> _PROBLEM_
Reproduce the listing below without changes, except that pictures are left out.

[Source data]
########

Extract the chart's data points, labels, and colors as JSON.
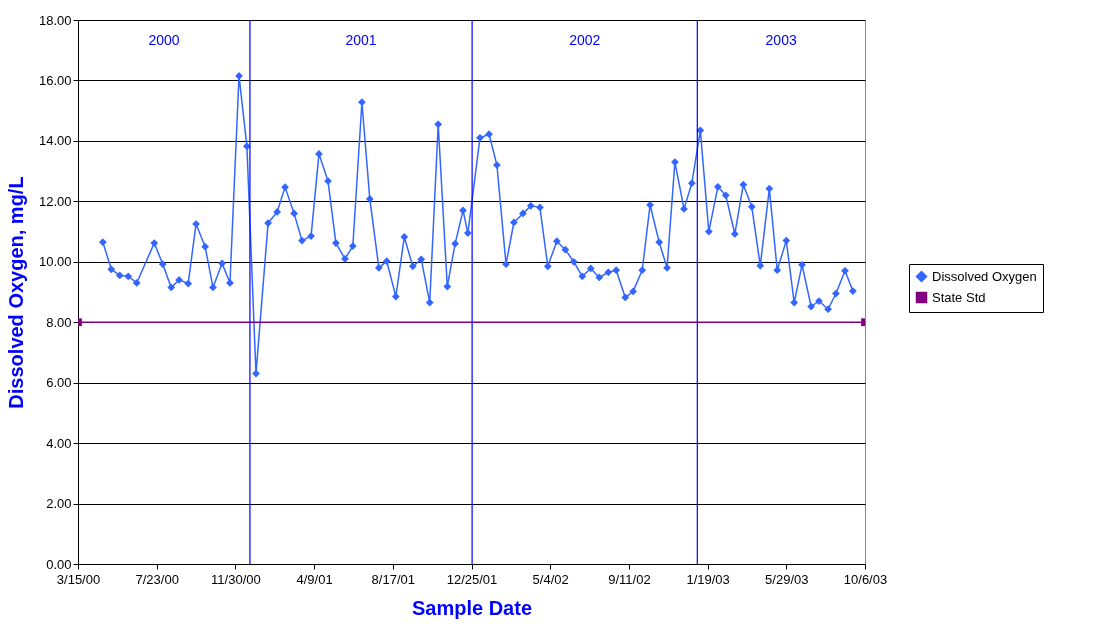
{
  "chart_data": {
    "type": "line",
    "xlabel": "Sample Date",
    "ylabel": "Dissolved Oxygen, mg/L",
    "xlim": [
      "2000-03-15",
      "2003-10-06"
    ],
    "xticks": [
      {
        "value": "2000-03-15",
        "label": "3/15/00"
      },
      {
        "value": "2000-07-23",
        "label": "7/23/00"
      },
      {
        "value": "2000-11-30",
        "label": "11/30/00"
      },
      {
        "value": "2001-04-09",
        "label": "4/9/01"
      },
      {
        "value": "2001-08-17",
        "label": "8/17/01"
      },
      {
        "value": "2001-12-25",
        "label": "12/25/01"
      },
      {
        "value": "2002-05-04",
        "label": "5/4/02"
      },
      {
        "value": "2002-09-11",
        "label": "9/11/02"
      },
      {
        "value": "2003-01-19",
        "label": "1/19/03"
      },
      {
        "value": "2003-05-29",
        "label": "5/29/03"
      },
      {
        "value": "2003-10-06",
        "label": "10/6/03"
      }
    ],
    "ylim": [
      0,
      18
    ],
    "yticks": [
      {
        "value": 0,
        "label": "0.00"
      },
      {
        "value": 2,
        "label": "2.00"
      },
      {
        "value": 4,
        "label": "4.00"
      },
      {
        "value": 6,
        "label": "6.00"
      },
      {
        "value": 8,
        "label": "8.00"
      },
      {
        "value": 10,
        "label": "10.00"
      },
      {
        "value": 12,
        "label": "12.00"
      },
      {
        "value": 14,
        "label": "14.00"
      },
      {
        "value": 16,
        "label": "16.00"
      },
      {
        "value": 18,
        "label": "18.00"
      }
    ],
    "grid": "y",
    "legend": "right",
    "series": [
      {
        "name": "Dissolved Oxygen",
        "color": "#3366ff",
        "marker": "diamond",
        "x": [
          "2000-04-25",
          "2000-05-09",
          "2000-05-23",
          "2000-06-06",
          "2000-06-20",
          "2000-07-19",
          "2000-08-02",
          "2000-08-16",
          "2000-08-29",
          "2000-09-13",
          "2000-09-26",
          "2000-10-11",
          "2000-10-24",
          "2000-11-08",
          "2000-11-21",
          "2000-12-06",
          "2000-12-19",
          "2001-01-03",
          "2001-01-23",
          "2001-02-07",
          "2001-02-20",
          "2001-03-07",
          "2001-03-20",
          "2001-04-04",
          "2001-04-17",
          "2001-05-02",
          "2001-05-15",
          "2001-05-30",
          "2001-06-12",
          "2001-06-27",
          "2001-07-10",
          "2001-07-25",
          "2001-08-07",
          "2001-08-22",
          "2001-09-05",
          "2001-09-19",
          "2001-10-03",
          "2001-10-17",
          "2001-10-31",
          "2001-11-15",
          "2001-11-28",
          "2001-12-11",
          "2001-12-19",
          "2002-01-08",
          "2002-01-23",
          "2002-02-05",
          "2002-02-20",
          "2002-03-05",
          "2002-03-20",
          "2002-04-02",
          "2002-04-17",
          "2002-04-30",
          "2002-05-15",
          "2002-05-29",
          "2002-06-12",
          "2002-06-26",
          "2002-07-10",
          "2002-07-24",
          "2002-08-08",
          "2002-08-21",
          "2002-09-05",
          "2002-09-18",
          "2002-10-03",
          "2002-10-16",
          "2002-10-31",
          "2002-11-13",
          "2002-11-26",
          "2002-12-11",
          "2002-12-24",
          "2003-01-07",
          "2003-01-21",
          "2003-02-05",
          "2003-02-18",
          "2003-03-05",
          "2003-03-19",
          "2003-04-02",
          "2003-04-16",
          "2003-05-01",
          "2003-05-14",
          "2003-05-29",
          "2003-06-11",
          "2003-06-24",
          "2003-07-09",
          "2003-07-22",
          "2003-08-06",
          "2003-08-19",
          "2003-09-03",
          "2003-09-16"
        ],
        "values": [
          10.65,
          9.75,
          9.55,
          9.52,
          9.3,
          10.62,
          9.92,
          9.15,
          9.4,
          9.28,
          11.25,
          10.5,
          9.15,
          9.95,
          9.3,
          16.15,
          13.82,
          6.3,
          11.28,
          11.65,
          12.47,
          11.6,
          10.7,
          10.85,
          13.57,
          12.67,
          10.62,
          10.1,
          10.52,
          15.28,
          12.08,
          9.8,
          10.02,
          8.85,
          10.82,
          9.85,
          10.08,
          8.65,
          14.55,
          9.18,
          10.6,
          11.7,
          10.95,
          14.1,
          14.22,
          13.2,
          9.92,
          11.3,
          11.6,
          11.85,
          11.8,
          9.85,
          10.68,
          10.4,
          10.0,
          9.52,
          9.78,
          9.48,
          9.65,
          9.72,
          8.82,
          9.02,
          9.72,
          11.88,
          10.65,
          9.8,
          13.3,
          11.75,
          12.6,
          14.35,
          11.0,
          12.48,
          12.2,
          10.92,
          12.55,
          11.82,
          9.87,
          12.42,
          9.72,
          10.7,
          8.65,
          9.9,
          8.52,
          8.7,
          8.43,
          8.95,
          9.7,
          9.03
        ]
      },
      {
        "name": "State Std",
        "color": "#800080",
        "marker": "square",
        "x": [
          "2000-03-15",
          "2003-10-06"
        ],
        "values": [
          8,
          8
        ]
      }
    ],
    "ref_lines": [
      {
        "axis": "x",
        "value": "2000-12-24",
        "color": "#0000ff"
      },
      {
        "axis": "x",
        "value": "2001-12-26",
        "color": "#0000ff"
      },
      {
        "axis": "x",
        "value": "2003-01-02",
        "color": "#0000ff"
      }
    ],
    "annotations": [
      "2000",
      "2001",
      "2002",
      "2003"
    ]
  }
}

########

> _WRITTEN REPLY_
Extract the chart's data points, labels, and colors as JSON.
{
  "chart_data": {
    "type": "line",
    "xlabel": "Sample Date",
    "ylabel": "Dissolved Oxygen, mg/L",
    "xlim": [
      "2000-03-15",
      "2003-10-06"
    ],
    "xticks": [
      {
        "value": "2000-03-15",
        "label": "3/15/00"
      },
      {
        "value": "2000-07-23",
        "label": "7/23/00"
      },
      {
        "value": "2000-11-30",
        "label": "11/30/00"
      },
      {
        "value": "2001-04-09",
        "label": "4/9/01"
      },
      {
        "value": "2001-08-17",
        "label": "8/17/01"
      },
      {
        "value": "2001-12-25",
        "label": "12/25/01"
      },
      {
        "value": "2002-05-04",
        "label": "5/4/02"
      },
      {
        "value": "2002-09-11",
        "label": "9/11/02"
      },
      {
        "value": "2003-01-19",
        "label": "1/19/03"
      },
      {
        "value": "2003-05-29",
        "label": "5/29/03"
      },
      {
        "value": "2003-10-06",
        "label": "10/6/03"
      }
    ],
    "ylim": [
      0,
      18
    ],
    "yticks": [
      {
        "value": 0,
        "label": "0.00"
      },
      {
        "value": 2,
        "label": "2.00"
      },
      {
        "value": 4,
        "label": "4.00"
      },
      {
        "value": 6,
        "label": "6.00"
      },
      {
        "value": 8,
        "label": "8.00"
      },
      {
        "value": 10,
        "label": "10.00"
      },
      {
        "value": 12,
        "label": "12.00"
      },
      {
        "value": 14,
        "label": "14.00"
      },
      {
        "value": 16,
        "label": "16.00"
      },
      {
        "value": 18,
        "label": "18.00"
      }
    ],
    "grid": "y",
    "legend": "right",
    "series": [
      {
        "name": "Dissolved Oxygen",
        "color": "#3366ff",
        "marker": "diamond",
        "x": [
          "2000-04-25",
          "2000-05-09",
          "2000-05-23",
          "2000-06-06",
          "2000-06-20",
          "2000-07-19",
          "2000-08-02",
          "2000-08-16",
          "2000-08-29",
          "2000-09-13",
          "2000-09-26",
          "2000-10-11",
          "2000-10-24",
          "2000-11-08",
          "2000-11-21",
          "2000-12-06",
          "2000-12-19",
          "2001-01-03",
          "2001-01-23",
          "2001-02-07",
          "2001-02-20",
          "2001-03-07",
          "2001-03-20",
          "2001-04-04",
          "2001-04-17",
          "2001-05-02",
          "2001-05-15",
          "2001-05-30",
          "2001-06-12",
          "2001-06-27",
          "2001-07-10",
          "2001-07-25",
          "2001-08-07",
          "2001-08-22",
          "2001-09-05",
          "2001-09-19",
          "2001-10-03",
          "2001-10-17",
          "2001-10-31",
          "2001-11-15",
          "2001-11-28",
          "2001-12-11",
          "2001-12-19",
          "2002-01-08",
          "2002-01-23",
          "2002-02-05",
          "2002-02-20",
          "2002-03-05",
          "2002-03-20",
          "2002-04-02",
          "2002-04-17",
          "2002-04-30",
          "2002-05-15",
          "2002-05-29",
          "2002-06-12",
          "2002-06-26",
          "2002-07-10",
          "2002-07-24",
          "2002-08-08",
          "2002-08-21",
          "2002-09-05",
          "2002-09-18",
          "2002-10-03",
          "2002-10-16",
          "2002-10-31",
          "2002-11-13",
          "2002-11-26",
          "2002-12-11",
          "2002-12-24",
          "2003-01-07",
          "2003-01-21",
          "2003-02-05",
          "2003-02-18",
          "2003-03-05",
          "2003-03-19",
          "2003-04-02",
          "2003-04-16",
          "2003-05-01",
          "2003-05-14",
          "2003-05-29",
          "2003-06-11",
          "2003-06-24",
          "2003-07-09",
          "2003-07-22",
          "2003-08-06",
          "2003-08-19",
          "2003-09-03",
          "2003-09-16"
        ],
        "values": [
          10.65,
          9.75,
          9.55,
          9.52,
          9.3,
          10.62,
          9.92,
          9.15,
          9.4,
          9.28,
          11.25,
          10.5,
          9.15,
          9.95,
          9.3,
          16.15,
          13.82,
          6.3,
          11.28,
          11.65,
          12.47,
          11.6,
          10.7,
          10.85,
          13.57,
          12.67,
          10.62,
          10.1,
          10.52,
          15.28,
          12.08,
          9.8,
          10.02,
          8.85,
          10.82,
          9.85,
          10.08,
          8.65,
          14.55,
          9.18,
          10.6,
          11.7,
          10.95,
          14.1,
          14.22,
          13.2,
          9.92,
          11.3,
          11.6,
          11.85,
          11.8,
          9.85,
          10.68,
          10.4,
          10.0,
          9.52,
          9.78,
          9.48,
          9.65,
          9.72,
          8.82,
          9.02,
          9.72,
          11.88,
          10.65,
          9.8,
          13.3,
          11.75,
          12.6,
          14.35,
          11.0,
          12.48,
          12.2,
          10.92,
          12.55,
          11.82,
          9.87,
          12.42,
          9.72,
          10.7,
          8.65,
          9.9,
          8.52,
          8.7,
          8.43,
          8.95,
          9.7,
          9.03
        ]
      },
      {
        "name": "State Std",
        "color": "#800080",
        "marker": "square",
        "x": [
          "2000-03-15",
          "2003-10-06"
        ],
        "values": [
          8,
          8
        ]
      }
    ],
    "ref_lines": [
      {
        "axis": "x",
        "value": "2000-12-24",
        "color": "#0000ff"
      },
      {
        "axis": "x",
        "value": "2001-12-26",
        "color": "#0000ff"
      },
      {
        "axis": "x",
        "value": "2003-01-02",
        "color": "#0000ff"
      }
    ],
    "annotations": [
      "2000",
      "2001",
      "2002",
      "2003"
    ]
  }
}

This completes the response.